[start Available data]
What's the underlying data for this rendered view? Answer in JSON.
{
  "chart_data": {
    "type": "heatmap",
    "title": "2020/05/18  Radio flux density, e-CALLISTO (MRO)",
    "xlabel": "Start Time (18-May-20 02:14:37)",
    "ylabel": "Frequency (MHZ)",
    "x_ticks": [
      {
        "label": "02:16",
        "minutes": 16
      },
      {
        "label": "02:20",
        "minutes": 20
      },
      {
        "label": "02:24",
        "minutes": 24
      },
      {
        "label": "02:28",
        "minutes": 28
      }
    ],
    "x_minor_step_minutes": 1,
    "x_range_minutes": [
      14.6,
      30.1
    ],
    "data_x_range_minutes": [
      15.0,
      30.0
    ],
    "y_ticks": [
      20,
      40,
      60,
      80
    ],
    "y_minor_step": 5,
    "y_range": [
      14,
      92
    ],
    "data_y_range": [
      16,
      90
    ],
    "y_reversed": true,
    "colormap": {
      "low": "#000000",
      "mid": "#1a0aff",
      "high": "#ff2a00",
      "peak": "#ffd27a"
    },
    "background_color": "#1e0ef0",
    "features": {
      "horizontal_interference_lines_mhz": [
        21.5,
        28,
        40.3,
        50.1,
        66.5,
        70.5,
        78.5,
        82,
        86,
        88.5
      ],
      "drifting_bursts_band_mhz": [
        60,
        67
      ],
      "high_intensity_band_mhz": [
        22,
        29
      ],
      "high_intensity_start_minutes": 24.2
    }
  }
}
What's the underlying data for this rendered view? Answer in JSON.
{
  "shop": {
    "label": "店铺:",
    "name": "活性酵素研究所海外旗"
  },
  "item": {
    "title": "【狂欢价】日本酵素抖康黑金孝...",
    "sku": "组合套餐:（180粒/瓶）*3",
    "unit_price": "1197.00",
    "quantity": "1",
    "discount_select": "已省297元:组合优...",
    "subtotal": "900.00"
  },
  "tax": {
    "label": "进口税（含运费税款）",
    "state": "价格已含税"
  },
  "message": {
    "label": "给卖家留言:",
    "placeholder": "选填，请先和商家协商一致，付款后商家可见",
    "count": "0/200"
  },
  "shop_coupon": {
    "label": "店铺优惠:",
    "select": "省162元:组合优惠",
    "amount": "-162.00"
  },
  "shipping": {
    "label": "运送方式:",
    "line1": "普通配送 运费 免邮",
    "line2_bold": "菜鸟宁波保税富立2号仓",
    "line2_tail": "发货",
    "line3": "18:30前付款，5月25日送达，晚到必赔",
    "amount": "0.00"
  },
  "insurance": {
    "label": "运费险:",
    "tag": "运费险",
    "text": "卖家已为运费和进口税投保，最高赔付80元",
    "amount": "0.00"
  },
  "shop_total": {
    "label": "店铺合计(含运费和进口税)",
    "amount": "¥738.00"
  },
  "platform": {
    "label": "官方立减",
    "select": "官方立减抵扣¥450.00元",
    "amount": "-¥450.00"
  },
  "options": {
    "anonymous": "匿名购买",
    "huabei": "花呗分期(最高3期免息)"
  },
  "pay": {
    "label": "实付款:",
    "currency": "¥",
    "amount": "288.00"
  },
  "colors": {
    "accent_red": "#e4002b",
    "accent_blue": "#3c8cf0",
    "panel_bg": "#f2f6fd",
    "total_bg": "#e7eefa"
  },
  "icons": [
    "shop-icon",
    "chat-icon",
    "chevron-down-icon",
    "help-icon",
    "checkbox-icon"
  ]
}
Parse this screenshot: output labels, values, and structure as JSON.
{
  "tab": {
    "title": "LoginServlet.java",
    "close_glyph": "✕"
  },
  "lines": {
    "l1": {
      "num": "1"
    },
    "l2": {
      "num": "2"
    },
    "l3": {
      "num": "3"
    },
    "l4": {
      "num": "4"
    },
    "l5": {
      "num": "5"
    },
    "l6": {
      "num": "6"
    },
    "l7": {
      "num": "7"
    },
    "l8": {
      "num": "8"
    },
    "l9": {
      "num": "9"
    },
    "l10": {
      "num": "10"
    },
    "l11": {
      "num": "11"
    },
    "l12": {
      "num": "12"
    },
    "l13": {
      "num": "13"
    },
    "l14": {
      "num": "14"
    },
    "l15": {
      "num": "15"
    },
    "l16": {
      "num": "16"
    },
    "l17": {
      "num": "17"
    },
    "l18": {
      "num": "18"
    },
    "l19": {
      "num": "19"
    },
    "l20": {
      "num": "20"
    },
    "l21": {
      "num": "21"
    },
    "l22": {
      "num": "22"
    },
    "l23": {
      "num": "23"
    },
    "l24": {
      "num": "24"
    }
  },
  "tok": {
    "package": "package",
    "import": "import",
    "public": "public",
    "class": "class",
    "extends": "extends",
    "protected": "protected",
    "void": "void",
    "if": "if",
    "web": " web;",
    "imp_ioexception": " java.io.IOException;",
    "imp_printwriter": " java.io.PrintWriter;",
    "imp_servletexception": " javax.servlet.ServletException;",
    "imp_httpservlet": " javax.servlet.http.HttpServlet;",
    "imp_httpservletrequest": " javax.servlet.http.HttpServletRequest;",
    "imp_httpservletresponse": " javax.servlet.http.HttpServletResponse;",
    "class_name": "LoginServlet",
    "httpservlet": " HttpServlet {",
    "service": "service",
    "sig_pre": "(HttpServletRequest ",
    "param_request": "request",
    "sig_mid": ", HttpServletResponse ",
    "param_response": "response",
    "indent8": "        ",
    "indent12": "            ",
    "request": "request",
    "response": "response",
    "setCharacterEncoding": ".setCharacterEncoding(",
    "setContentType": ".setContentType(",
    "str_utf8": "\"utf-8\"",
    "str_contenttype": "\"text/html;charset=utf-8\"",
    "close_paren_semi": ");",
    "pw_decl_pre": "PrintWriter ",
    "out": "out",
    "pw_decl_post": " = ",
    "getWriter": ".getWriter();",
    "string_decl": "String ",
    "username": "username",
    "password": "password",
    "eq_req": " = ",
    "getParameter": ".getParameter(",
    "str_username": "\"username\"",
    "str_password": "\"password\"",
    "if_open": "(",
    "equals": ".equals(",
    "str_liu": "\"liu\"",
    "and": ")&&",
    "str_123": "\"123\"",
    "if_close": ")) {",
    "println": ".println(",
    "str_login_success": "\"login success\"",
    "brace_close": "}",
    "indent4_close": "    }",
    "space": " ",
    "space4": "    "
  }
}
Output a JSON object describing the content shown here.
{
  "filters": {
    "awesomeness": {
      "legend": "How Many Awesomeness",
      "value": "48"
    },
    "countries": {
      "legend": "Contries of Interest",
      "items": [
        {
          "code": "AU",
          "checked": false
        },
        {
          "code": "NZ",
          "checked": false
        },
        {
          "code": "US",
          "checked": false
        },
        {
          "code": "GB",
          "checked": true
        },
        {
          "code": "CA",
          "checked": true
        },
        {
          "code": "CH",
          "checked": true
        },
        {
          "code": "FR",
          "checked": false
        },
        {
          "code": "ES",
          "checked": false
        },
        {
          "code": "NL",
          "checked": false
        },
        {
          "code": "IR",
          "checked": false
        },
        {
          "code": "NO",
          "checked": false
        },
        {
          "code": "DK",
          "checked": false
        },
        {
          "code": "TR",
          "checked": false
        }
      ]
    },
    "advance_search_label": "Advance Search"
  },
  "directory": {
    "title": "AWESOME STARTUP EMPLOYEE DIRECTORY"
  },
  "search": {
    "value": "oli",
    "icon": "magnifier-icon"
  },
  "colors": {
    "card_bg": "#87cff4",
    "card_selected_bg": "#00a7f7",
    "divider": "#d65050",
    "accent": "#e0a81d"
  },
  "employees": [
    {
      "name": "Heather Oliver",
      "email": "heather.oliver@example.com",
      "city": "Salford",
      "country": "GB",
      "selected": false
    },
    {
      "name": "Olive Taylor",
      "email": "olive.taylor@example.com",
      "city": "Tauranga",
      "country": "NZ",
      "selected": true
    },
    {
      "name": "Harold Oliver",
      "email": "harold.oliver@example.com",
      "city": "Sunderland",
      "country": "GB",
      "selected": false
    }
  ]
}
[end Available data]
List the lines that contain the word "javax".

(Task solution):
    "imp_servletexception": " javax.servlet.ServletException;",
    "imp_httpservlet": " javax.servlet.http.HttpServlet;",
    "imp_httpservletrequest": " javax.servlet.http.HttpServletRequest;",
    "imp_httpservletresponse": " javax.servlet.http.HttpServletResponse;",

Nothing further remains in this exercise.